WHAT TO PRODUCE ::
Copy out all the entries exactly.

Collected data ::
--

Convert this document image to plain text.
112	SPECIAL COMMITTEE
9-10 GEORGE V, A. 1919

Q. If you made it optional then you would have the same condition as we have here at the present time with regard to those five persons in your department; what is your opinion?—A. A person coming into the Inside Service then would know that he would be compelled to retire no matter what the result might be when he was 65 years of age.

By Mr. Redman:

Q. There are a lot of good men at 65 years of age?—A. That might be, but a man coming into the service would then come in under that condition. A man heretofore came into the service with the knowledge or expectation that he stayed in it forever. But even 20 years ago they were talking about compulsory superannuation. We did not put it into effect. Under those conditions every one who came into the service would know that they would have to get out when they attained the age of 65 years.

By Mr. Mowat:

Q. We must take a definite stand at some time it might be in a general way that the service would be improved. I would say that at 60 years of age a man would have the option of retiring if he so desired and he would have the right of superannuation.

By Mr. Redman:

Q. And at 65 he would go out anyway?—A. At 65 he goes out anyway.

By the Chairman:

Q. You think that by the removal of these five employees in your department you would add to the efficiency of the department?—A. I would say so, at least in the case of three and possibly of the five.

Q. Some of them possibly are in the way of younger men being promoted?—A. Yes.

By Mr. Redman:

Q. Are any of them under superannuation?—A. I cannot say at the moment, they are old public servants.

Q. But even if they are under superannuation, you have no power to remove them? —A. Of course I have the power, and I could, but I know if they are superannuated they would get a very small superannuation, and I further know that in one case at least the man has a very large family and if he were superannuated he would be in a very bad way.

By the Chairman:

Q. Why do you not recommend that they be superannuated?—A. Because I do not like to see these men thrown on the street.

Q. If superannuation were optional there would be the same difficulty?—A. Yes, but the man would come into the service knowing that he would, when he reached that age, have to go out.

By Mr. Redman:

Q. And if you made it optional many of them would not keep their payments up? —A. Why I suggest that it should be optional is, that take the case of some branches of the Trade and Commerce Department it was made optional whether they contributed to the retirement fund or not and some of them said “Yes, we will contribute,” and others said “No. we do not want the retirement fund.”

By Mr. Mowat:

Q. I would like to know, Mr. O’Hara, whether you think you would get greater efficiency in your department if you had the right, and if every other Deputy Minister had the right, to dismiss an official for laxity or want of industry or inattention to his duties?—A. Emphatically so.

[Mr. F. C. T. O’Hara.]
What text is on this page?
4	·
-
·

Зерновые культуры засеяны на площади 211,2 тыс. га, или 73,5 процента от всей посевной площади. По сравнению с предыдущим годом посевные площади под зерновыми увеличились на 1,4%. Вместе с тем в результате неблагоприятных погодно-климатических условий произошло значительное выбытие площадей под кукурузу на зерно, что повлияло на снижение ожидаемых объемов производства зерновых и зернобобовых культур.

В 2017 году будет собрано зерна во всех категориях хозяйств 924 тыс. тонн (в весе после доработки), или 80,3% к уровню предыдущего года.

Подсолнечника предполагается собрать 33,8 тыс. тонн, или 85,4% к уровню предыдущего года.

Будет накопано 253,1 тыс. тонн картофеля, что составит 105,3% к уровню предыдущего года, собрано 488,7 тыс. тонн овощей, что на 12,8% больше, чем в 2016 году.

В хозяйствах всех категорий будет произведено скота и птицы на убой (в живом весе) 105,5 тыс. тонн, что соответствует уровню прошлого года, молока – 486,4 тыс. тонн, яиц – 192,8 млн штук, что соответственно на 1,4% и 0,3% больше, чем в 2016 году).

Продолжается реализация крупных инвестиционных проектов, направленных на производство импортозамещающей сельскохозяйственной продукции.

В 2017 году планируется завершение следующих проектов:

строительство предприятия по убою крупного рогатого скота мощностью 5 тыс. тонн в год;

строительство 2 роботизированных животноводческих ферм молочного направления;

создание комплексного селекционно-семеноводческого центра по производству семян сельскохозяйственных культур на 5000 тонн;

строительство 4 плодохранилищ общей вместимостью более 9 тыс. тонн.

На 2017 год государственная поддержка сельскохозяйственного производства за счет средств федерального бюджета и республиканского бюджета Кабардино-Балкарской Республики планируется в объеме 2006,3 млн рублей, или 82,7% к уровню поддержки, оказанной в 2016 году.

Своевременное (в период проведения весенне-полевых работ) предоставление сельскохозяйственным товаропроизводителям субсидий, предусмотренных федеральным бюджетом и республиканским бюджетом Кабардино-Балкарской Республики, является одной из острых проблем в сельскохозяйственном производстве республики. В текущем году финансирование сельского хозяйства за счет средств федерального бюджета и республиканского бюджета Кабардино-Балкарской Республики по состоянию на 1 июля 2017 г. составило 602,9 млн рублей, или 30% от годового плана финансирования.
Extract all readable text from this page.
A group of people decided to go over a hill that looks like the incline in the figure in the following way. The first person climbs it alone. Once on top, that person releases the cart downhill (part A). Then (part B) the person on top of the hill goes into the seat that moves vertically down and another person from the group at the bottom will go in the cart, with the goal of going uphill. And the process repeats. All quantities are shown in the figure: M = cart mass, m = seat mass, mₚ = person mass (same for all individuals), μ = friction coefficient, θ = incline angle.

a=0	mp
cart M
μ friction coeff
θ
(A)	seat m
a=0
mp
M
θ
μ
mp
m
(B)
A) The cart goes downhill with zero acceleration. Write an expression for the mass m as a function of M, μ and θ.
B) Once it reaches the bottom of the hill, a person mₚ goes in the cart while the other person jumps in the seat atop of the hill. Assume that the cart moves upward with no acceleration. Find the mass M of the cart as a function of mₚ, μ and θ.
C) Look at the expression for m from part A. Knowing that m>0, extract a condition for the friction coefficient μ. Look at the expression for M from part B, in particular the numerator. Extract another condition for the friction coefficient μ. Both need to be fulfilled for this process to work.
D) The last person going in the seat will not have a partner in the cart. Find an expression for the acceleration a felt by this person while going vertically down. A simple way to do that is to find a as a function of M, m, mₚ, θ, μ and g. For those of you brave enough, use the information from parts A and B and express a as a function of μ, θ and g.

--

CORRECT OUTPUT ::
Convert this document image to plain text.
112	SPECIAL COMMITTEE
9-10 GEORGE V, A. 1919

Q. If you made it optional then you would have the same condition as we have here at the present time with regard to those five persons in your department; what is your opinion?—A. A person coming into the Inside Service then would know that he would be compelled to retire no matter what the result might be when he was 65 years of age.

By Mr. Redman:

Q. There are a lot of good men at 65 years of age?—A. That might be, but a man coming into the service would then come in under that condition. A man heretofore came into the service with the knowledge or expectation that he stayed in it forever. But even 20 years ago they were talking about compulsory superannuation. We did not put it into effect. Under those conditions every one who came into the service would know that they would have to get out when they attained the age of 65 years.

By Mr. Mowat:

Q. We must take a definite stand at some time it might be in a general way that the service would be improved. I would say that at 60 years of age a man would have the option of retiring if he so desired and he would have the right of superannuation.

By Mr. Redman:

Q. And at 65 he would go out anyway?—A. At 65 he goes out anyway.

By the Chairman:

Q. You think that by the removal of these five employees in your department you would add to the efficiency of the department?—A. I would say so, at least in the case of three and possibly of the five.

Q. Some of them possibly are in the way of younger men being promoted?—A. Yes.

By Mr. Redman:

Q. Are any of them under superannuation?—A. I cannot say at the moment, they are old public servants.

Q. But even if they are under superannuation, you have no power to remove them? —A. Of course I have the power, and I could, but I know if they are superannuated they would get a very small superannuation, and I further know that in one case at least the man has a very large family and if he were superannuated he would be in a very bad way.

By the Chairman:

Q. Why do you not recommend that they be superannuated?—A. Because I do not like to see these men thrown on the street.

Q. If superannuation were optional there would be the same difficulty?—A. Yes, but the man would come into the service knowing that he would, when he reached that age, have to go out.

By Mr. Redman:

Q. And if you made it optional many of them would not keep their payments up? —A. Why I suggest that it should be optional is, that take the case of some branches of the Trade and Commerce Department it was made optional whether they contributed to the retirement fund or not and some of them said “Yes, we will contribute,” and others said “No. we do not want the retirement fund.”

By Mr. Mowat:

Q. I would like to know, Mr. O’Hara, whether you think you would get greater efficiency in your department if you had the right, and if every other Deputy Minister had the right, to dismiss an official for laxity or want of industry or inattention to his duties?—A. Emphatically so.

[Mr. F. C. T. O’Hara.]
What text is on this page?
4	·
-
·

Зерновые культуры засеяны на площади 211,2 тыс. га, или 73,5 процента от всей посевной площади. По сравнению с предыдущим годом посевные площади под зерновыми увеличились на 1,4%. Вместе с тем в результате неблагоприятных погодно-климатических условий произошло значительное выбытие площадей под кукурузу на зерно, что повлияло на снижение ожидаемых объемов производства зерновых и зернобобовых культур.

В 2017 году будет собрано зерна во всех категориях хозяйств 924 тыс. тонн (в весе после доработки), или 80,3% к уровню предыдущего года.

Подсолнечника предполагается собрать 33,8 тыс. тонн, или 85,4% к уровню предыдущего года.

Будет накопано 253,1 тыс. тонн картофеля, что составит 105,3% к уровню предыдущего года, собрано 488,7 тыс. тонн овощей, что на 12,8% больше, чем в 2016 году.

В хозяйствах всех категорий будет произведено скота и птицы на убой (в живом весе) 105,5 тыс. тонн, что соответствует уровню прошлого года, молока – 486,4 тыс. тонн, яиц – 192,8 млн штук, что соответственно на 1,4% и 0,3% больше, чем в 2016 году).

Продолжается реализация крупных инвестиционных проектов, направленных на производство импортозамещающей сельскохозяйственной продукции.

В 2017 году планируется завершение следующих проектов:

строительство предприятия по убою крупного рогатого скота мощностью 5 тыс. тонн в год;

строительство 2 роботизированных животноводческих ферм молочного направления;

создание комплексного селекционно-семеноводческого центра по производству семян сельскохозяйственных культур на 5000 тонн;

строительство 4 плодохранилищ общей вместимостью более 9 тыс. тонн.

На 2017 год государственная поддержка сельскохозяйственного производства за счет средств федерального бюджета и республиканского бюджета Кабардино-Балкарской Республики планируется в объеме 2006,3 млн рублей, или 82,7% к уровню поддержки, оказанной в 2016 году.

Своевременное (в период проведения весенне-полевых работ) предоставление сельскохозяйственным товаропроизводителям субсидий, предусмотренных федеральным бюджетом и республиканским бюджетом Кабардино-Балкарской Республики, является одной из острых проблем в сельскохозяйственном производстве республики. В текущем году финансирование сельского хозяйства за счет средств федерального бюджета и республиканского бюджета Кабардино-Балкарской Республики по состоянию на 1 июля 2017 г. составило 602,9 млн рублей, или 30% от годового плана финансирования.
Extract all readable text from this page.
A group of people decided to go over a hill that looks like the incline in the figure in the following way. The first person climbs it alone. Once on top, that person releases the cart downhill (part A). Then (part B) the person on top of the hill goes into the seat that moves vertically down and another person from the group at the bottom will go in the cart, with the goal of going uphill. And the process repeats. All quantities are shown in the figure: M = cart mass, m = seat mass, mₚ = person mass (same for all individuals), μ = friction coefficient, θ = incline angle.

a=0	mp
cart M
μ friction coeff
θ
(A)	seat m
a=0
mp
M
θ
μ
mp
m
(B)
A) The cart goes downhill with zero acceleration. Write an expression for the mass m as a function of M, μ and θ.
B) Once it reaches the bottom of the hill, a person mₚ goes in the cart while the other person jumps in the seat atop of the hill. Assume that the cart moves upward with no acceleration. Find the mass M of the cart as a function of mₚ, μ and θ.
C) Look at the expression for m from part A. Knowing that m>0, extract a condition for the friction coefficient μ. Look at the expression for M from part B, in particular the numerator. Extract another condition for the friction coefficient μ. Both need to be fulfilled for this process to work.
D) The last person going in the seat will not have a partner in the cart. Find an expression for the acceleration a felt by this person while going vertically down. A simple way to do that is to find a as a function of M, m, mₚ, θ, μ and g. For those of you brave enough, use the information from parts A and B and express a as a function of μ, θ and g.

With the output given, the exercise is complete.